■ Source text
+ + +
Mostly False

A lie detector for the internet. Real-time fact-checker that works in your browser, verifying claims on YouTube, Twitter/X, LinkedIn, and Reddit against 12,000+ verified fact-checks from PolitiFact, FactCheck.org, and other organizations.

Architecture

Browser Extension (WXT + React + TypeScript)
  |  content scripts: YouTube, Twitter/X, LinkedIn, Reddit
  |  UI: inline annotations, toast notifications, popup, side panel
  |
  v  HTTP POST /api/check/text
FastAPI Backend (Python)
  |-- Claim Detection (ClaimBuster or heuristic fallback)
  |-- VectorAI DB semantic search (12,779 embedded claims via gRPC)
  |-- Google Fact Check Tools API
  |-- Azure OpenAI GPT-4o LLM fallback
  |
Actian VectorAI DB (Docker, gRPC on port 50051)
  |-- FAISS HNSW index, cosine similarity
  |-- 1536-dim embeddings from text-embedding-3-small

Next.js Web App (secondary)
  |-- Landing page, video upload analysis, stats dashboard

Prerequisites

Python 3.11+
Node.js 20+ and pnpm
Docker (for Actian VectorAI DB)
yt-dlp (required for YouTube transcript extraction in backend /api/youtube/transcript)
Azure OpenAI resource with deployed models (see below)
Google Fact Check Tools API key

Quick Start

1. Start VectorAI DB

docker compose up -d

This starts Actian VectorAI DB with ports 8100 (HTTP, unused) and 50051 (gRPC).

2. Backend

cd backend
python -m venv .venv
source .venv/bin/activate
pip install -r requirements.txt

# Configure environment
cp .env.example .env
# Edit .env with your Azure OpenAI and Google Fact Check API keys

# Run the data pipeline (one-time setup)
python -m app.data.ingest           # Download LIAR dataset
python -m app.data.normalize        # Normalize claim labels
python -m app.data.embed_and_load   # Embed claims and load into VectorAI DB

# Start the API server
# NixOS users: set LD_LIBRARY_PATH for gRPC (see NixOS Notes below)
uvicorn app.main:app --reload --host 0.0.0.0 --port 8000

3. Extension (Chrome)

cd extension
pnpm install
pnpm build        # Production build to .output/chrome-mv3/

Load the extension:

Open chrome://extensions/
Enable Developer mode
Click Load unpacked
Select extension/.output/chrome-mv3/

For development with hot-reload:

pnpm dev

4. Web App (optional)
+ + +
■ Apply what you read
A) According to the source text, which port does Actian VectorAI DB use for gRPC?
B) Reproduce the stretch of the source text from "A lie detector" through "or heuristic fallback)", switching "Reddit" to "Mastodon".
Rely solely on the source text when answering.

Document layout analysis data:
+ + +
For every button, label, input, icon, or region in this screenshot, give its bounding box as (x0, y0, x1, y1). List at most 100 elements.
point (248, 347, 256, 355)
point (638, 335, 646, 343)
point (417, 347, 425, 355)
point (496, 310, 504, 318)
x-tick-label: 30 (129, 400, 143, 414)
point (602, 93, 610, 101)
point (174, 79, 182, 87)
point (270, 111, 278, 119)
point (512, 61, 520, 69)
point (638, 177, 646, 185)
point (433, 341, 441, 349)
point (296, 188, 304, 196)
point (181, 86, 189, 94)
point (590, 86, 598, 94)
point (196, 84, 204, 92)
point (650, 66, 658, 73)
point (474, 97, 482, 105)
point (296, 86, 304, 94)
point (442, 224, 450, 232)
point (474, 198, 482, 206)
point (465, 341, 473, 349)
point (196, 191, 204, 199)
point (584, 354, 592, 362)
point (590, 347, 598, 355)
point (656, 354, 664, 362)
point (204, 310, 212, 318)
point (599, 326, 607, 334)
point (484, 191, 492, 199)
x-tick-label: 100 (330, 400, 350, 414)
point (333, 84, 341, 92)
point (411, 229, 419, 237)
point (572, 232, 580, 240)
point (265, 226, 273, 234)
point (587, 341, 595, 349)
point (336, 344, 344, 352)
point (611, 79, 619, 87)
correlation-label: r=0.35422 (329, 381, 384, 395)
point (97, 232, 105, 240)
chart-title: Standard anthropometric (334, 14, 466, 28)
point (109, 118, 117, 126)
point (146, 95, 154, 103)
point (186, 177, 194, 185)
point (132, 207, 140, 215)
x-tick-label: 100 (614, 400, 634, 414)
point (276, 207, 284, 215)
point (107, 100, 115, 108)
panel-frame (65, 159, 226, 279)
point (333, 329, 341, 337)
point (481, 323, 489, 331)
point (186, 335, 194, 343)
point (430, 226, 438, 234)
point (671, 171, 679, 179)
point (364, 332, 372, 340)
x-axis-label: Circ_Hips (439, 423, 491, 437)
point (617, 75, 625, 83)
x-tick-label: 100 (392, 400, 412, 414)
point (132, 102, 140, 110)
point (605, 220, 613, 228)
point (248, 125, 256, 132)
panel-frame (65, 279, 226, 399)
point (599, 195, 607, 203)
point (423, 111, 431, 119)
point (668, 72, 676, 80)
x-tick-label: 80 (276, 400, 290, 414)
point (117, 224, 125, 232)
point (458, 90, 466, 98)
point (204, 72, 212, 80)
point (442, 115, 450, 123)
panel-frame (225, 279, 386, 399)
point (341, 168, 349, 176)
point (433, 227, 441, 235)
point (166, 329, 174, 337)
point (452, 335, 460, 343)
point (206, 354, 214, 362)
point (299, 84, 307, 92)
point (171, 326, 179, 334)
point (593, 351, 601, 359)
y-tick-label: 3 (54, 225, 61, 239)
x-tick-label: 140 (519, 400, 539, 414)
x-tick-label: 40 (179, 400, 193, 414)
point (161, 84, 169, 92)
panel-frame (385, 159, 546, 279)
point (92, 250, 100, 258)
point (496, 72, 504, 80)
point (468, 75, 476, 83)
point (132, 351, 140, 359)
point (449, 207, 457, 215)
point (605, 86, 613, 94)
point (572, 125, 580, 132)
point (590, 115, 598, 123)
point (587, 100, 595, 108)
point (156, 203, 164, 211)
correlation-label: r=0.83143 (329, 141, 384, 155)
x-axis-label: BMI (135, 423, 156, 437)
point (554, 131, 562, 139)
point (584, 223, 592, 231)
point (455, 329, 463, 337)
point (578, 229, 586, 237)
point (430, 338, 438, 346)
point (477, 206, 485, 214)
+ + +
■ Answer section
A) Port 50051.

B)
A lie detector for the internet. Real-time fact-checker that works in your browser, verifying claims on YouTube, Twitter/X, LinkedIn, and Mastodon against 12,000+ verified fact-checks from PolitiFact, FactCheck.org, and other organizations.

Architecture

Browser Extension (WXT + React + TypeScript)
  |  content scripts: YouTube, Twitter/X, LinkedIn, Mastodon
  |  UI: inline annotations, toast notifications, popup, side panel
  |
  v  HTTP POST /api/check/text
FastAPI Backend (Python)
  |-- Claim Detection (ClaimBuster or heuristic fallback)